Task to complete -
Retype all the entries word for word, but omit the pictures.

----------

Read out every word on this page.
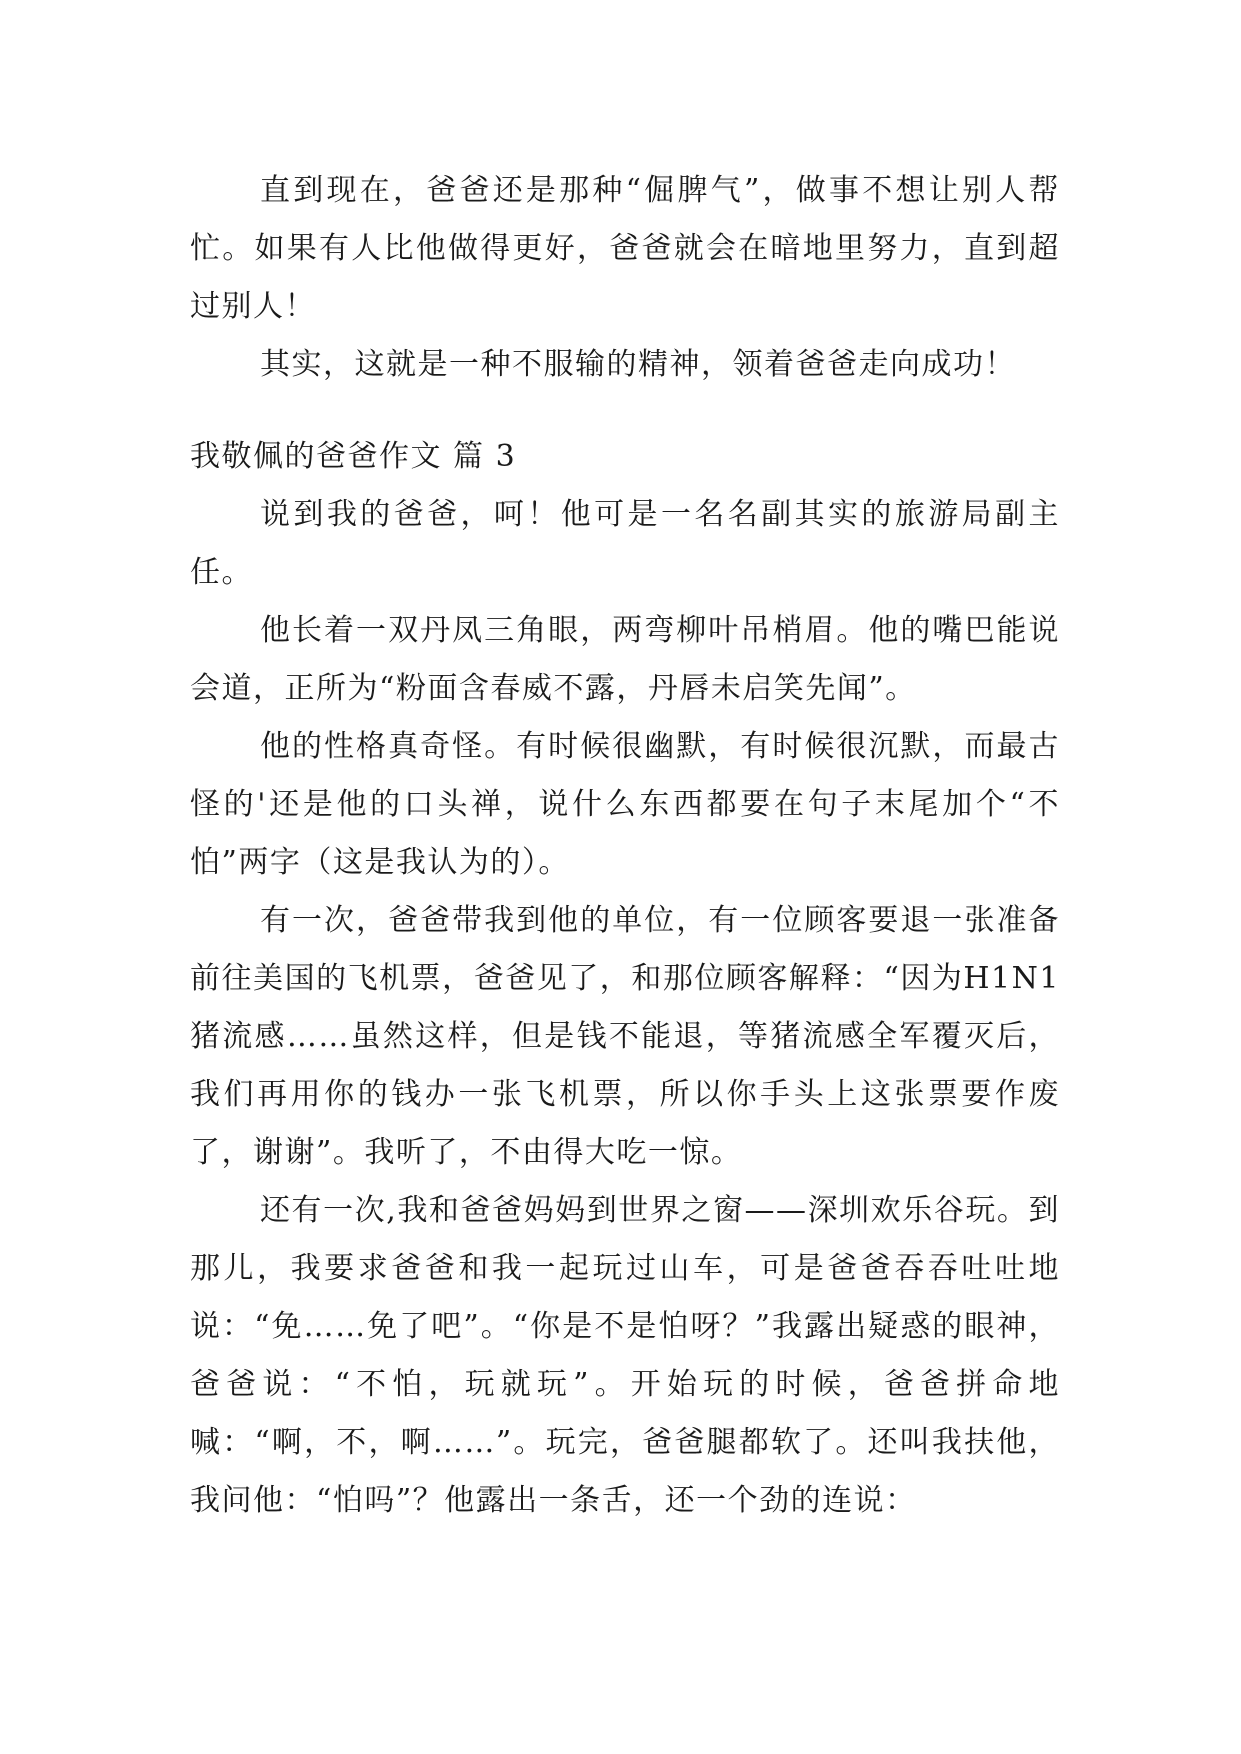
直到现在，爸爸还是那种“倔脾气”，做事不想让别人帮忙。如果有人比他做得更好，爸爸就会在暗地里努力，直到超过别人！

其实，这就是一种不服输的精神，领着爸爸走向成功！

我敬佩的爸爸作文 篇 3

说到我的爸爸，呵！他可是一名名副其实的旅游局副主任。

他长着一双丹凤三角眼，两弯柳叶吊梢眉。他的嘴巴能说会道，正所为“粉面含春威不露，丹唇未启笑先闻”。

他的性格真奇怪。有时候很幽默，有时候很沉默，而最古怪的'还是他的口头禅，说什么东西都要在句子末尾加个“不怕”两字（这是我认为的）。

有一次，爸爸带我到他的单位，有一位顾客要退一张准备前往美国的飞机票，爸爸见了，和那位顾客解释：“因为H1N1 猪流感……虽然这样，但是钱不能退，等猪流感全军覆灭后，我们再用你的钱办一张飞机票，所以你手头上这张票要作废了，谢谢”。我听了，不由得大吃一惊。

还有一次,我和爸爸妈妈到世界之窗——深圳欢乐谷玩。到那儿，我要求爸爸和我一起玩过山车，可是爸爸吞吞吐吐地说：“免……免了吧”。“你是不是怕呀？”我露出疑惑的眼神，爸爸说：“不怕，玩就玩”。开始玩的时候，爸爸拼命地喊：“啊，不，啊……”。玩完，爸爸腿都软了。还叫我扶他，我问他：“怕吗”？他露出一条舌，还一个劲的连说：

----------

The result -
Read out every word on this page.
直到现在，爸爸还是那种“倔脾气”，做事不想让别人帮忙。如果有人比他做得更好，爸爸就会在暗地里努力，直到超过别人！

其实，这就是一种不服输的精神，领着爸爸走向成功！

我敬佩的爸爸作文 篇 3

说到我的爸爸，呵！他可是一名名副其实的旅游局副主任。

他长着一双丹凤三角眼，两弯柳叶吊梢眉。他的嘴巴能说会道，正所为“粉面含春威不露，丹唇未启笑先闻”。

他的性格真奇怪。有时候很幽默，有时候很沉默，而最古怪的'还是他的口头禅，说什么东西都要在句子末尾加个“不怕”两字（这是我认为的）。

有一次，爸爸带我到他的单位，有一位顾客要退一张准备前往美国的飞机票，爸爸见了，和那位顾客解释：“因为H1N1 猪流感……虽然这样，但是钱不能退，等猪流感全军覆灭后，我们再用你的钱办一张飞机票，所以你手头上这张票要作废了，谢谢”。我听了，不由得大吃一惊。

还有一次,我和爸爸妈妈到世界之窗——深圳欢乐谷玩。到那儿，我要求爸爸和我一起玩过山车，可是爸爸吞吞吐吐地说：“免……免了吧”。“你是不是怕呀？”我露出疑惑的眼神，爸爸说：“不怕，玩就玩”。开始玩的时候，爸爸拼命地喊：“啊，不，啊……”。玩完，爸爸腿都软了。还叫我扶他，我问他：“怕吗”？他露出一条舌，还一个劲的连说：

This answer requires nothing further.